Goal: All lines below must be repeated exactly, with the pictures omitted.

Record list:

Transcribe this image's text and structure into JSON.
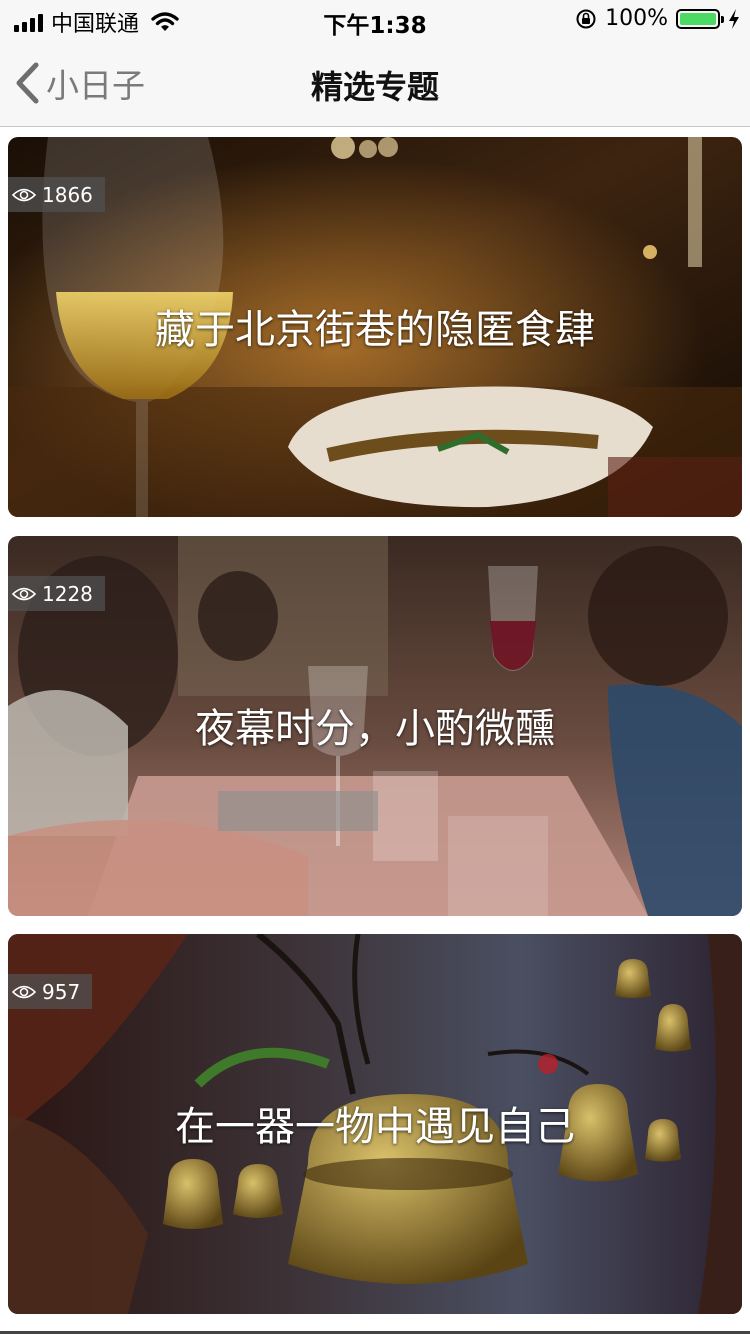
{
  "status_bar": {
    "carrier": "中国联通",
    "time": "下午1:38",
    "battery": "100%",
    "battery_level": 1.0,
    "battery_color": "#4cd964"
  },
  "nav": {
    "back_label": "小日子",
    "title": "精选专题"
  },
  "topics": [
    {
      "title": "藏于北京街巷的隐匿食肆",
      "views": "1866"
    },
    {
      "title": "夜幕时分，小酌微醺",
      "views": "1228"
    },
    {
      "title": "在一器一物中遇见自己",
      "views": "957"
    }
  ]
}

Correct result:
Transcribe this image's text and structure into JSON.
{
  "status_bar": {
    "carrier": "中国联通",
    "time": "下午1:38",
    "battery": "100%",
    "battery_level": 1.0,
    "battery_color": "#4cd964"
  },
  "nav": {
    "back_label": "小日子",
    "title": "精选专题"
  },
  "topics": [
    {
      "title": "藏于北京街巷的隐匿食肆",
      "views": "1866"
    },
    {
      "title": "夜幕时分，小酌微醺",
      "views": "1228"
    },
    {
      "title": "在一器一物中遇见自己",
      "views": "957"
    }
  ]
}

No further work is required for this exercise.